----- EXCERPTED RECORDS -----

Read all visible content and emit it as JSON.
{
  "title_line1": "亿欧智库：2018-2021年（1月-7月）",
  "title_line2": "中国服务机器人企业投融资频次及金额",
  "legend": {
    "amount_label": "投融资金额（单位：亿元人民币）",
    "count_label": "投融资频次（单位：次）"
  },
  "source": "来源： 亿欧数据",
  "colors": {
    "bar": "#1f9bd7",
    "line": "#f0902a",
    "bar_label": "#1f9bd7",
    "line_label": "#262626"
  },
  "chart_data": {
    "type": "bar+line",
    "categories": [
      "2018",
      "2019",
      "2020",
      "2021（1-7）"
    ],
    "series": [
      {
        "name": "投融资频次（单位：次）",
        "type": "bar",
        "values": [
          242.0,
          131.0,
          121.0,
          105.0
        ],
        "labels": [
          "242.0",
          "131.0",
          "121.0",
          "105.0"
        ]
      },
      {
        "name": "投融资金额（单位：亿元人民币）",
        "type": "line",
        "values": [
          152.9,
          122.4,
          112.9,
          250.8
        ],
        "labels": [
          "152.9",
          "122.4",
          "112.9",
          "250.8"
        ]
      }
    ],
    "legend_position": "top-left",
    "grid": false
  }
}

-----

WORK TO COMPLETE: Return the whole listing exactly.

COMPLETED EXERCISE:
Read all visible content and emit it as JSON.
{
  "title_line1": "亿欧智库：2018-2021年（1月-7月）",
  "title_line2": "中国服务机器人企业投融资频次及金额",
  "legend": {
    "amount_label": "投融资金额（单位：亿元人民币）",
    "count_label": "投融资频次（单位：次）"
  },
  "source": "来源： 亿欧数据",
  "colors": {
    "bar": "#1f9bd7",
    "line": "#f0902a",
    "bar_label": "#1f9bd7",
    "line_label": "#262626"
  },
  "chart_data": {
    "type": "bar+line",
    "categories": [
      "2018",
      "2019",
      "2020",
      "2021（1-7）"
    ],
    "series": [
      {
        "name": "投融资频次（单位：次）",
        "type": "bar",
        "values": [
          242.0,
          131.0,
          121.0,
          105.0
        ],
        "labels": [
          "242.0",
          "131.0",
          "121.0",
          "105.0"
        ]
      },
      {
        "name": "投融资金额（单位：亿元人民币）",
        "type": "line",
        "values": [
          152.9,
          122.4,
          112.9,
          250.8
        ],
        "labels": [
          "152.9",
          "122.4",
          "112.9",
          "250.8"
        ]
      }
    ],
    "legend_position": "top-left",
    "grid": false
  }
}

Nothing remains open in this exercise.